A line counts if it contains the string "name"; say how many such lines there are, giving only the number.

**Supplied information:**
+ + + + + + +

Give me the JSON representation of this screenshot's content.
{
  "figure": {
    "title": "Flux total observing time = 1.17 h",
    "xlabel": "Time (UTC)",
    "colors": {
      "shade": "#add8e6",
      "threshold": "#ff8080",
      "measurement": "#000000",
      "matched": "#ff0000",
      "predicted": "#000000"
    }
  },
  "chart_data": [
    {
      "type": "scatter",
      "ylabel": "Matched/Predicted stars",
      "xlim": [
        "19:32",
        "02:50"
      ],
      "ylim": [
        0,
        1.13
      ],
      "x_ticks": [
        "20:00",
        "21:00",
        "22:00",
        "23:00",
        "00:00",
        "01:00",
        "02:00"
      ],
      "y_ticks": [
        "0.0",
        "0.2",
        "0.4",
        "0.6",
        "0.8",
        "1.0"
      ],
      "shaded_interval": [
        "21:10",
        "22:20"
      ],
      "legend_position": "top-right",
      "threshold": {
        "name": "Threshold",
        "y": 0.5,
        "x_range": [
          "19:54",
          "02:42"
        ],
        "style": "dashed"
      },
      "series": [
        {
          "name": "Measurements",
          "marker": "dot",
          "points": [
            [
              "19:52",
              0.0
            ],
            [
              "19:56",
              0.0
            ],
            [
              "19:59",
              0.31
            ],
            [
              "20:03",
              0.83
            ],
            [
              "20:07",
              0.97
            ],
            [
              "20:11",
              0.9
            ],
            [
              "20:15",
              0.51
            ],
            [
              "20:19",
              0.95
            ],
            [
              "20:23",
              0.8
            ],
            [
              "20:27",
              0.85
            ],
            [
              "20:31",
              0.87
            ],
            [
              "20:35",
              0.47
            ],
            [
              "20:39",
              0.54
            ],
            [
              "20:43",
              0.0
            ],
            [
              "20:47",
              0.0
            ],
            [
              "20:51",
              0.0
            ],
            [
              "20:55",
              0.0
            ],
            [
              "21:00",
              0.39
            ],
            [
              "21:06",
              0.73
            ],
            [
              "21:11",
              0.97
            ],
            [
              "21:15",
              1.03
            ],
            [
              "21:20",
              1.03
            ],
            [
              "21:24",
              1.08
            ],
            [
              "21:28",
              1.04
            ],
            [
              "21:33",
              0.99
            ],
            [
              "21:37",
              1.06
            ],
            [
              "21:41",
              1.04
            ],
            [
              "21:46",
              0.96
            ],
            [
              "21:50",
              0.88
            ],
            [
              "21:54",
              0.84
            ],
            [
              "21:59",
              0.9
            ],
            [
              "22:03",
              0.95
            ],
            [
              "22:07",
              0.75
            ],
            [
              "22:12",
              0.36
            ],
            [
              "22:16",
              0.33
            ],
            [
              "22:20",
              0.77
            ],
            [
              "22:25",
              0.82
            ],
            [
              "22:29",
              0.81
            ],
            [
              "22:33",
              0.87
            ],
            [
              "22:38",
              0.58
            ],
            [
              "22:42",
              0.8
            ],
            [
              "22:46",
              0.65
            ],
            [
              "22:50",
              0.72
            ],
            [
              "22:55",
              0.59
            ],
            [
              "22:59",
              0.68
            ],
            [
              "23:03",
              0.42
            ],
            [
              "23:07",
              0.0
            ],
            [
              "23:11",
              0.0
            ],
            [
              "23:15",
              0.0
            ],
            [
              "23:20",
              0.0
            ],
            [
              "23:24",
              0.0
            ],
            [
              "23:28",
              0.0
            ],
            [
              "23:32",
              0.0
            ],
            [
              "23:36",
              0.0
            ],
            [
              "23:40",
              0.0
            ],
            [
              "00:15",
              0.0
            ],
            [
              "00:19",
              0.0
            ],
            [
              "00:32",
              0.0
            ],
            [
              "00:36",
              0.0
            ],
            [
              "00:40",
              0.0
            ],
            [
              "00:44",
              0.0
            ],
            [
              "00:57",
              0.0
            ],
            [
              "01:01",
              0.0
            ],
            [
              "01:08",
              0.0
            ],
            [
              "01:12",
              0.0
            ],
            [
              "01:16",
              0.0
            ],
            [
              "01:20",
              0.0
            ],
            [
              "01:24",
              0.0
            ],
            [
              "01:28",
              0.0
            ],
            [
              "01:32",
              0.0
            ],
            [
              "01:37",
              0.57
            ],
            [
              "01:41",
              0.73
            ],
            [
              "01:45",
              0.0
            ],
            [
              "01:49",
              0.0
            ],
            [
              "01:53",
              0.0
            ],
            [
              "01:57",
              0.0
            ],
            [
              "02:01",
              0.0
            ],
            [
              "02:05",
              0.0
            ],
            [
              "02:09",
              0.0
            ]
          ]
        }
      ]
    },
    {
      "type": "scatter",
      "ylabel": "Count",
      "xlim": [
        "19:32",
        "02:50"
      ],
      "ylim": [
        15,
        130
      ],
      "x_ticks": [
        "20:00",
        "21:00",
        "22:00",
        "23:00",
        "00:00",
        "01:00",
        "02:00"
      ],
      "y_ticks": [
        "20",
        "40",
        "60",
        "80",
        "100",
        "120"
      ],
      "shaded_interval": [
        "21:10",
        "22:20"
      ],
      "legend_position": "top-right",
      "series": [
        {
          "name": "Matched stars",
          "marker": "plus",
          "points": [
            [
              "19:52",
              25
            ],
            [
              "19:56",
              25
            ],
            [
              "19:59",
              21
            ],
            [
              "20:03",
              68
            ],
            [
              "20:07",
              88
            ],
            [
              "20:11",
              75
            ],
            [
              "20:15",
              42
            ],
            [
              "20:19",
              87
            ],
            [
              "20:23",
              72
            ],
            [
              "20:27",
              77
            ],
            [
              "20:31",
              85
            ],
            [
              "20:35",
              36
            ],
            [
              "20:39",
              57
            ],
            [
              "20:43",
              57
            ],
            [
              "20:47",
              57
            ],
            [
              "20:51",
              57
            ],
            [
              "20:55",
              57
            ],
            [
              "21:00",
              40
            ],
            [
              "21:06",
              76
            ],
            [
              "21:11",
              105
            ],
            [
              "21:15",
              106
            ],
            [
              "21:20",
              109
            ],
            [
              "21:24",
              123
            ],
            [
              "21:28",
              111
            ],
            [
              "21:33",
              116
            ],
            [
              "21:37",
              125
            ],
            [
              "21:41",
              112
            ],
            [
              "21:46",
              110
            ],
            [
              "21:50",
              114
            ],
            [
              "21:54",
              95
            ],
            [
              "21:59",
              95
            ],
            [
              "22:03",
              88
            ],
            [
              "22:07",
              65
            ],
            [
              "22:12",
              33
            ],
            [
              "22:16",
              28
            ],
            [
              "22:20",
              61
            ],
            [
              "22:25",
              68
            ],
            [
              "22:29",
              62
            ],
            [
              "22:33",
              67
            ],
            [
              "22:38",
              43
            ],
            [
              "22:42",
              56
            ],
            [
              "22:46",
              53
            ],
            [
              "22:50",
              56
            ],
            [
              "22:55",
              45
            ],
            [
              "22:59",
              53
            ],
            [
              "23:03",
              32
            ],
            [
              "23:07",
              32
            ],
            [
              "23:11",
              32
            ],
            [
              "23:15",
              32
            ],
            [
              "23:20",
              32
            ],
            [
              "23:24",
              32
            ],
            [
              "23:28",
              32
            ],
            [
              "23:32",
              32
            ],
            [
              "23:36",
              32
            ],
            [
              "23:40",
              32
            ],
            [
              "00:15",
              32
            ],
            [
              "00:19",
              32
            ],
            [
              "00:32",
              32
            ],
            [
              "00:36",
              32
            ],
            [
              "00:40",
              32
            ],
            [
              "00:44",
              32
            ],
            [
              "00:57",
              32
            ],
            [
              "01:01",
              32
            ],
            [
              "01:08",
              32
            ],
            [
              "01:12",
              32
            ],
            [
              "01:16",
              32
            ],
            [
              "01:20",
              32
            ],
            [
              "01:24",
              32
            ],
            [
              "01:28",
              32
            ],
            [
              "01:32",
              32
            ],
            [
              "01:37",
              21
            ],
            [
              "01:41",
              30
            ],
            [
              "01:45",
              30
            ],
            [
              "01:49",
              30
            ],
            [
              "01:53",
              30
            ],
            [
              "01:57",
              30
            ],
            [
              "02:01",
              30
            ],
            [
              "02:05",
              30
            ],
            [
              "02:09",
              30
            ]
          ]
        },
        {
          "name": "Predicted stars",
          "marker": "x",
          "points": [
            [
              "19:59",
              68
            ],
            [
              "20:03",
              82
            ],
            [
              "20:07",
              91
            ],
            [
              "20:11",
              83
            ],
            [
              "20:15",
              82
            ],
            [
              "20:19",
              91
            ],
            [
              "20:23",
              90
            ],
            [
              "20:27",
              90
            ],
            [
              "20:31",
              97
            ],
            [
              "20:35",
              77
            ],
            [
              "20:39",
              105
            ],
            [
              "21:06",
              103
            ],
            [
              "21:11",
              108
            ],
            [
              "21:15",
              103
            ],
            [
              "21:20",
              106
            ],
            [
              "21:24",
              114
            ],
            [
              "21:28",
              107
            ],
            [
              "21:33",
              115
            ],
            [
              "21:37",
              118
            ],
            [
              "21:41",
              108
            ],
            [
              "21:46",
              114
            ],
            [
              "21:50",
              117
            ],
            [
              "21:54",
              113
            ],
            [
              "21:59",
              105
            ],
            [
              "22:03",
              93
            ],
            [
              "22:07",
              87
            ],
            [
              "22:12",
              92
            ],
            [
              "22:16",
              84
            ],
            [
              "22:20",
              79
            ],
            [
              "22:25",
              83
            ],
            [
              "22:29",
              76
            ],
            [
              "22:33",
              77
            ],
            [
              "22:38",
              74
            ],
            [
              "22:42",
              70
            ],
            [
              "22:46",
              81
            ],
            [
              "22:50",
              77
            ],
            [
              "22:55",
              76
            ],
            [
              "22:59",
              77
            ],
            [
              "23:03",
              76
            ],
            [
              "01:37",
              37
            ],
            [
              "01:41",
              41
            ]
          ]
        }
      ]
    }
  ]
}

+ + + + + + +

**Response to the task:**
4